• **Exercise description**: Output the data below in full, byte for byte. Nothing may differ.

Dataset listings of figures
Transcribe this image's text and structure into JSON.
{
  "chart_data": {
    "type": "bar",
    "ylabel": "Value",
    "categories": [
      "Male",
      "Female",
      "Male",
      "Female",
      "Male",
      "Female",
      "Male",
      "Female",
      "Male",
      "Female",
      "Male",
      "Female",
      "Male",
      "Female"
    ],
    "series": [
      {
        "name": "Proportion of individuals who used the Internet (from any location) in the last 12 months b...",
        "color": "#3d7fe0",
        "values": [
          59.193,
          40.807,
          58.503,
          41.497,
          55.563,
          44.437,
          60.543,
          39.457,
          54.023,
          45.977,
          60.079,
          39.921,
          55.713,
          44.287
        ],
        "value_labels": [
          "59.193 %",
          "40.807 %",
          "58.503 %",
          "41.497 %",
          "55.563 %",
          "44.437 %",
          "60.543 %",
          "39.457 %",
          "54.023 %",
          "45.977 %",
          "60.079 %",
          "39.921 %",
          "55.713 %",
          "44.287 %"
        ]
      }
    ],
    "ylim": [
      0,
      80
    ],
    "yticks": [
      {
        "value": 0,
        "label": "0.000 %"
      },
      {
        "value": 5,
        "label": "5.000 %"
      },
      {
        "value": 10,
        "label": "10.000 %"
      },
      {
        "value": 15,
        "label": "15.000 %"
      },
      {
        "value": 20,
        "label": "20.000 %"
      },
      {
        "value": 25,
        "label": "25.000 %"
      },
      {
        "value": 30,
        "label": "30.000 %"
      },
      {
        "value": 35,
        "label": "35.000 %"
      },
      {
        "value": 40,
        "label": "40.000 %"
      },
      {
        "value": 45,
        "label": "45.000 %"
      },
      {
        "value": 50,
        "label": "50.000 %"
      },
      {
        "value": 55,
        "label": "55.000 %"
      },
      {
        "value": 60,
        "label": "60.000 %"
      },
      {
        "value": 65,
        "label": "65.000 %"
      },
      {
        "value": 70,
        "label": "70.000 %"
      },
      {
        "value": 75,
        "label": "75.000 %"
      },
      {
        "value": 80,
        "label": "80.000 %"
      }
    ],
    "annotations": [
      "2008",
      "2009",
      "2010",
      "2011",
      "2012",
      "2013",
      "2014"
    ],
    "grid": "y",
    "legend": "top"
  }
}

• **Reply to the task**:
Transcribe this image's text and structure into JSON.
{
  "chart_data": {
    "type": "bar",
    "ylabel": "Value",
    "categories": [
      "Male",
      "Female",
      "Male",
      "Female",
      "Male",
      "Female",
      "Male",
      "Female",
      "Male",
      "Female",
      "Male",
      "Female",
      "Male",
      "Female"
    ],
    "series": [
      {
        "name": "Proportion of individuals who used the Internet (from any location) in the last 12 months b...",
        "color": "#3d7fe0",
        "values": [
          59.193,
          40.807,
          58.503,
          41.497,
          55.563,
          44.437,
          60.543,
          39.457,
          54.023,
          45.977,
          60.079,
          39.921,
          55.713,
          44.287
        ],
        "value_labels": [
          "59.193 %",
          "40.807 %",
          "58.503 %",
          "41.497 %",
          "55.563 %",
          "44.437 %",
          "60.543 %",
          "39.457 %",
          "54.023 %",
          "45.977 %",
          "60.079 %",
          "39.921 %",
          "55.713 %",
          "44.287 %"
        ]
      }
    ],
    "ylim": [
      0,
      80
    ],
    "yticks": [
      {
        "value": 0,
        "label": "0.000 %"
      },
      {
        "value": 5,
        "label": "5.000 %"
      },
      {
        "value": 10,
        "label": "10.000 %"
      },
      {
        "value": 15,
        "label": "15.000 %"
      },
      {
        "value": 20,
        "label": "20.000 %"
      },
      {
        "value": 25,
        "label": "25.000 %"
      },
      {
        "value": 30,
        "label": "30.000 %"
      },
      {
        "value": 35,
        "label": "35.000 %"
      },
      {
        "value": 40,
        "label": "40.000 %"
      },
      {
        "value": 45,
        "label": "45.000 %"
      },
      {
        "value": 50,
        "label": "50.000 %"
      },
      {
        "value": 55,
        "label": "55.000 %"
      },
      {
        "value": 60,
        "label": "60.000 %"
      },
      {
        "value": 65,
        "label": "65.000 %"
      },
      {
        "value": 70,
        "label": "70.000 %"
      },
      {
        "value": 75,
        "label": "75.000 %"
      },
      {
        "value": 80,
        "label": "80.000 %"
      }
    ],
    "annotations": [
      "2008",
      "2009",
      "2010",
      "2011",
      "2012",
      "2013",
      "2014"
    ],
    "grid": "y",
    "legend": "top"
  }
}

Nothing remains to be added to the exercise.